» **Stated goal**
Retype the full set of records. Keep every character identical.

Stored dataset items:
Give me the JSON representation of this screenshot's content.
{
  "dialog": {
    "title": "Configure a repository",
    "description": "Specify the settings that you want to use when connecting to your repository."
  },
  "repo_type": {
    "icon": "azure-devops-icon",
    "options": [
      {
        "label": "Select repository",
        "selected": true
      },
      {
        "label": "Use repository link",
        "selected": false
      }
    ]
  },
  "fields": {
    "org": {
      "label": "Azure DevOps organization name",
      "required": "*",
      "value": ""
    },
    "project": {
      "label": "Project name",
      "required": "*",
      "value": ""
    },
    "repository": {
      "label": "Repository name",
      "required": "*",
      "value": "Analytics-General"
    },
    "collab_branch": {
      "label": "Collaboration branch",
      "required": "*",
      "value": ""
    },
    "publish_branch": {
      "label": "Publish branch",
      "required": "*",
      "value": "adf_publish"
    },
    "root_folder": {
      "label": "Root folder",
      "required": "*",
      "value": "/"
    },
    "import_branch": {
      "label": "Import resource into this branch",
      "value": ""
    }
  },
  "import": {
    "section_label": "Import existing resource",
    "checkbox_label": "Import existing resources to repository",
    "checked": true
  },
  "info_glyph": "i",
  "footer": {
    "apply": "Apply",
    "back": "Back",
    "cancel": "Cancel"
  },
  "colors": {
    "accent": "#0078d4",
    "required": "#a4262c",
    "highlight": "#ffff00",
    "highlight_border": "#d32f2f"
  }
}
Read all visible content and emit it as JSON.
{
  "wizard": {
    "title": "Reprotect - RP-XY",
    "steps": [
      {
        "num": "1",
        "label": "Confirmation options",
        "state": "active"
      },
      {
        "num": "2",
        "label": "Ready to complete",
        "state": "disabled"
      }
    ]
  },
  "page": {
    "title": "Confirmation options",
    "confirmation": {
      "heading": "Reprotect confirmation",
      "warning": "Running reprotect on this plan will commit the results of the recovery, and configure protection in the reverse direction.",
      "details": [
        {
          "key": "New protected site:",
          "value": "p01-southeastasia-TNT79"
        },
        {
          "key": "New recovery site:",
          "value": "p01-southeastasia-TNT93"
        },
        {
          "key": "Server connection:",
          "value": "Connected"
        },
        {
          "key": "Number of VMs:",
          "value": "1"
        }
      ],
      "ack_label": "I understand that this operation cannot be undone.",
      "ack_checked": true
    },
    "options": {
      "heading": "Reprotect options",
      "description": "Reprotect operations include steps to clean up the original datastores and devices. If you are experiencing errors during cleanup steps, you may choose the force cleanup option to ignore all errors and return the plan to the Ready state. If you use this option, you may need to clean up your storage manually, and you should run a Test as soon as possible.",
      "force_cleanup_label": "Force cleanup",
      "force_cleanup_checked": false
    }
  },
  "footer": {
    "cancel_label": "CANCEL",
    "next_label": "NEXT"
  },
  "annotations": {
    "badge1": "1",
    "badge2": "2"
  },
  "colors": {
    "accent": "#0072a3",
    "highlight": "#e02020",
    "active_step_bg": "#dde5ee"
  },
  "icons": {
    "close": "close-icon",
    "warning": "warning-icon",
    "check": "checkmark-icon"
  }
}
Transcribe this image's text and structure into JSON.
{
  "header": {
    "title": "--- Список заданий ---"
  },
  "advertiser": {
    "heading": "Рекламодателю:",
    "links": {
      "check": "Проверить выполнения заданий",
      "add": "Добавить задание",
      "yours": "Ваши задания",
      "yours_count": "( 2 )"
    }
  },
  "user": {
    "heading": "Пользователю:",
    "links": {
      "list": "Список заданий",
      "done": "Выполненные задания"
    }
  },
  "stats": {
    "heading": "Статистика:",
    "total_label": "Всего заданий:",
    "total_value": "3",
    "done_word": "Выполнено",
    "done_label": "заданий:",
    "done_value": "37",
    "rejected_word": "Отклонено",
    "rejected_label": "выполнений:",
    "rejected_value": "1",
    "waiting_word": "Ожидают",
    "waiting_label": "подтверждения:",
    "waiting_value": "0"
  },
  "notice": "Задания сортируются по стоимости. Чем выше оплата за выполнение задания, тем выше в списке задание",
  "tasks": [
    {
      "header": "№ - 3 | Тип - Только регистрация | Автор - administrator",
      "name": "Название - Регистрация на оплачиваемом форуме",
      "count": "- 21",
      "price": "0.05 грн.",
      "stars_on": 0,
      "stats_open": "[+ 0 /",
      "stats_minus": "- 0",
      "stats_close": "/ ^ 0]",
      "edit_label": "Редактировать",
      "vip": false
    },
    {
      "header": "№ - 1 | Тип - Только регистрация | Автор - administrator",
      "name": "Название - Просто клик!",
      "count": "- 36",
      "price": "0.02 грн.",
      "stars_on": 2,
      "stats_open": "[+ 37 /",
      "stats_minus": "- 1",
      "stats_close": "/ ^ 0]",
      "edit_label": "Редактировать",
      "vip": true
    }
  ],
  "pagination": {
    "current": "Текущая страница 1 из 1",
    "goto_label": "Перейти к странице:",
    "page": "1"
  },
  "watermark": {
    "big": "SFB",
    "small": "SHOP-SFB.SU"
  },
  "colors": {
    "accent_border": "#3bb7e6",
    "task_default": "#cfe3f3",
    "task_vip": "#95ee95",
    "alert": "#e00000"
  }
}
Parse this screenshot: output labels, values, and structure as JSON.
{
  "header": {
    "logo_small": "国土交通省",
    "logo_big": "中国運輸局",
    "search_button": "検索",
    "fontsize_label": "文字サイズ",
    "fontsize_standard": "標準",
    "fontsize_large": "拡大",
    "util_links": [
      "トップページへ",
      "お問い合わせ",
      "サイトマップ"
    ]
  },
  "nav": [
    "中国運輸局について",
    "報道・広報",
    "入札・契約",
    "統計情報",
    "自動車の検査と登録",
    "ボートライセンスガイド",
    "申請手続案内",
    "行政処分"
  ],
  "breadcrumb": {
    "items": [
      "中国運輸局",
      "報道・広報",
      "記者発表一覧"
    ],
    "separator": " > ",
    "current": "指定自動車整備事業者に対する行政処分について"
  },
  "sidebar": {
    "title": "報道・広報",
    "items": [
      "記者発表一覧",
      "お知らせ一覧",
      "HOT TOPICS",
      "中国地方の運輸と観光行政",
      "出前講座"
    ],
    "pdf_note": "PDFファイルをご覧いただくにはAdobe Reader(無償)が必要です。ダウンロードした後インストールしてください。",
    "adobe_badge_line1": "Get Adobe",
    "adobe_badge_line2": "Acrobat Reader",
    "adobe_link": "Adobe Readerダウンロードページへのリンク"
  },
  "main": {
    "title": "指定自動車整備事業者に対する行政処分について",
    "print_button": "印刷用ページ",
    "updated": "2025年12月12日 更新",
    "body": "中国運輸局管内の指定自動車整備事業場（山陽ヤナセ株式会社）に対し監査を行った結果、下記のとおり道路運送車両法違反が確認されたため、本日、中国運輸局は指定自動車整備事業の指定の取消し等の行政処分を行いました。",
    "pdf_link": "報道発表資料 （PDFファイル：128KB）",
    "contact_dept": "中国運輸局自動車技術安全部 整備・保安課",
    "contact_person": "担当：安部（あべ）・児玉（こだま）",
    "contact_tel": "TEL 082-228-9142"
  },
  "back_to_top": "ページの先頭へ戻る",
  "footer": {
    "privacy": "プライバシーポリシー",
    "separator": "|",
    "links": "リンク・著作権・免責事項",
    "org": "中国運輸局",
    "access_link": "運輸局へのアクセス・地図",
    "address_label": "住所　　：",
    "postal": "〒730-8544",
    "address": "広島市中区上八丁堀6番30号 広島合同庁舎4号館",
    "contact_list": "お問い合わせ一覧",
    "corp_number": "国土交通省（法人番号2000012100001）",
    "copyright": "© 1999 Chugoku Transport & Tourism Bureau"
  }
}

» **Response below**
Give me the JSON representation of this screenshot's content.
{
  "dialog": {
    "title": "Configure a repository",
    "description": "Specify the settings that you want to use when connecting to your repository."
  },
  "repo_type": {
    "icon": "azure-devops-icon",
    "options": [
      {
        "label": "Select repository",
        "selected": true
      },
      {
        "label": "Use repository link",
        "selected": false
      }
    ]
  },
  "fields": {
    "org": {
      "label": "Azure DevOps organization name",
      "required": "*",
      "value": ""
    },
    "project": {
      "label": "Project name",
      "required": "*",
      "value": ""
    },
    "repository": {
      "label": "Repository name",
      "required": "*",
      "value": "Analytics-General"
    },
    "collab_branch": {
      "label": "Collaboration branch",
      "required": "*",
      "value": ""
    },
    "publish_branch": {
      "label": "Publish branch",
      "required": "*",
      "value": "adf_publish"
    },
    "root_folder": {
      "label": "Root folder",
      "required": "*",
      "value": "/"
    },
    "import_branch": {
      "label": "Import resource into this branch",
      "value": ""
    }
  },
  "import": {
    "section_label": "Import existing resource",
    "checkbox_label": "Import existing resources to repository",
    "checked": true
  },
  "info_glyph": "i",
  "footer": {
    "apply": "Apply",
    "back": "Back",
    "cancel": "Cancel"
  },
  "colors": {
    "accent": "#0078d4",
    "required": "#a4262c",
    "highlight": "#ffff00",
    "highlight_border": "#d32f2f"
  }
}
Read all visible content and emit it as JSON.
{
  "wizard": {
    "title": "Reprotect - RP-XY",
    "steps": [
      {
        "num": "1",
        "label": "Confirmation options",
        "state": "active"
      },
      {
        "num": "2",
        "label": "Ready to complete",
        "state": "disabled"
      }
    ]
  },
  "page": {
    "title": "Confirmation options",
    "confirmation": {
      "heading": "Reprotect confirmation",
      "warning": "Running reprotect on this plan will commit the results of the recovery, and configure protection in the reverse direction.",
      "details": [
        {
          "key": "New protected site:",
          "value": "p01-southeastasia-TNT79"
        },
        {
          "key": "New recovery site:",
          "value": "p01-southeastasia-TNT93"
        },
        {
          "key": "Server connection:",
          "value": "Connected"
        },
        {
          "key": "Number of VMs:",
          "value": "1"
        }
      ],
      "ack_label": "I understand that this operation cannot be undone.",
      "ack_checked": true
    },
    "options": {
      "heading": "Reprotect options",
      "description": "Reprotect operations include steps to clean up the original datastores and devices. If you are experiencing errors during cleanup steps, you may choose the force cleanup option to ignore all errors and return the plan to the Ready state. If you use this option, you may need to clean up your storage manually, and you should run a Test as soon as possible.",
      "force_cleanup_label": "Force cleanup",
      "force_cleanup_checked": false
    }
  },
  "footer": {
    "cancel_label": "CANCEL",
    "next_label": "NEXT"
  },
  "annotations": {
    "badge1": "1",
    "badge2": "2"
  },
  "colors": {
    "accent": "#0072a3",
    "highlight": "#e02020",
    "active_step_bg": "#dde5ee"
  },
  "icons": {
    "close": "close-icon",
    "warning": "warning-icon",
    "check": "checkmark-icon"
  }
}
Transcribe this image's text and structure into JSON.
{
  "header": {
    "title": "--- Список заданий ---"
  },
  "advertiser": {
    "heading": "Рекламодателю:",
    "links": {
      "check": "Проверить выполнения заданий",
      "add": "Добавить задание",
      "yours": "Ваши задания",
      "yours_count": "( 2 )"
    }
  },
  "user": {
    "heading": "Пользователю:",
    "links": {
      "list": "Список заданий",
      "done": "Выполненные задания"
    }
  },
  "stats": {
    "heading": "Статистика:",
    "total_label": "Всего заданий:",
    "total_value": "3",
    "done_word": "Выполнено",
    "done_label": "заданий:",
    "done_value": "37",
    "rejected_word": "Отклонено",
    "rejected_label": "выполнений:",
    "rejected_value": "1",
    "waiting_word": "Ожидают",
    "waiting_label": "подтверждения:",
    "waiting_value": "0"
  },
  "notice": "Задания сортируются по стоимости. Чем выше оплата за выполнение задания, тем выше в списке задание",
  "tasks": [
    {
      "header": "№ - 3 | Тип - Только регистрация | Автор - administrator",
      "name": "Название - Регистрация на оплачиваемом форуме",
      "count": "- 21",
      "price": "0.05 грн.",
      "stars_on": 0,
      "stats_open": "[+ 0 /",
      "stats_minus": "- 0",
      "stats_close": "/ ^ 0]",
      "edit_label": "Редактировать",
      "vip": false
    },
    {
      "header": "№ - 1 | Тип - Только регистрация | Автор - administrator",
      "name": "Название - Просто клик!",
      "count": "- 36",
      "price": "0.02 грн.",
      "stars_on": 2,
      "stats_open": "[+ 37 /",
      "stats_minus": "- 1",
      "stats_close": "/ ^ 0]",
      "edit_label": "Редактировать",
      "vip": true
    }
  ],
  "pagination": {
    "current": "Текущая страница 1 из 1",
    "goto_label": "Перейти к странице:",
    "page": "1"
  },
  "watermark": {
    "big": "SFB",
    "small": "SHOP-SFB.SU"
  },
  "colors": {
    "accent_border": "#3bb7e6",
    "task_default": "#cfe3f3",
    "task_vip": "#95ee95",
    "alert": "#e00000"
  }
}
Parse this screenshot: output labels, values, and structure as JSON.
{
  "header": {
    "logo_small": "国土交通省",
    "logo_big": "中国運輸局",
    "search_button": "検索",
    "fontsize_label": "文字サイズ",
    "fontsize_standard": "標準",
    "fontsize_large": "拡大",
    "util_links": [
      "トップページへ",
      "お問い合わせ",
      "サイトマップ"
    ]
  },
  "nav": [
    "中国運輸局について",
    "報道・広報",
    "入札・契約",
    "統計情報",
    "自動車の検査と登録",
    "ボートライセンスガイド",
    "申請手続案内",
    "行政処分"
  ],
  "breadcrumb": {
    "items": [
      "中国運輸局",
      "報道・広報",
      "記者発表一覧"
    ],
    "separator": " > ",
    "current": "指定自動車整備事業者に対する行政処分について"
  },
  "sidebar": {
    "title": "報道・広報",
    "items": [
      "記者発表一覧",
      "お知らせ一覧",
      "HOT TOPICS",
      "中国地方の運輸と観光行政",
      "出前講座"
    ],
    "pdf_note": "PDFファイルをご覧いただくにはAdobe Reader(無償)が必要です。ダウンロードした後インストールしてください。",
    "adobe_badge_line1": "Get Adobe",
    "adobe_badge_line2": "Acrobat Reader",
    "adobe_link": "Adobe Readerダウンロードページへのリンク"
  },
  "main": {
    "title": "指定自動車整備事業者に対する行政処分について",
    "print_button": "印刷用ページ",
    "updated": "2025年12月12日 更新",
    "body": "中国運輸局管内の指定自動車整備事業場（山陽ヤナセ株式会社）に対し監査を行った結果、下記のとおり道路運送車両法違反が確認されたため、本日、中国運輸局は指定自動車整備事業の指定の取消し等の行政処分を行いました。",
    "pdf_link": "報道発表資料 （PDFファイル：128KB）",
    "contact_dept": "中国運輸局自動車技術安全部 整備・保安課",
    "contact_person": "担当：安部（あべ）・児玉（こだま）",
    "contact_tel": "TEL 082-228-9142"
  },
  "back_to_top": "ページの先頭へ戻る",
  "footer": {
    "privacy": "プライバシーポリシー",
    "separator": "|",
    "links": "リンク・著作権・免責事項",
    "org": "中国運輸局",
    "access_link": "運輸局へのアクセス・地図",
    "address_label": "住所　　：",
    "postal": "〒730-8544",
    "address": "広島市中区上八丁堀6番30号 広島合同庁舎4号館",
    "contact_list": "お問い合わせ一覧",
    "corp_number": "国土交通省（法人番号2000012100001）",
    "copyright": "© 1999 Chugoku Transport & Tourism Bureau"
  }
}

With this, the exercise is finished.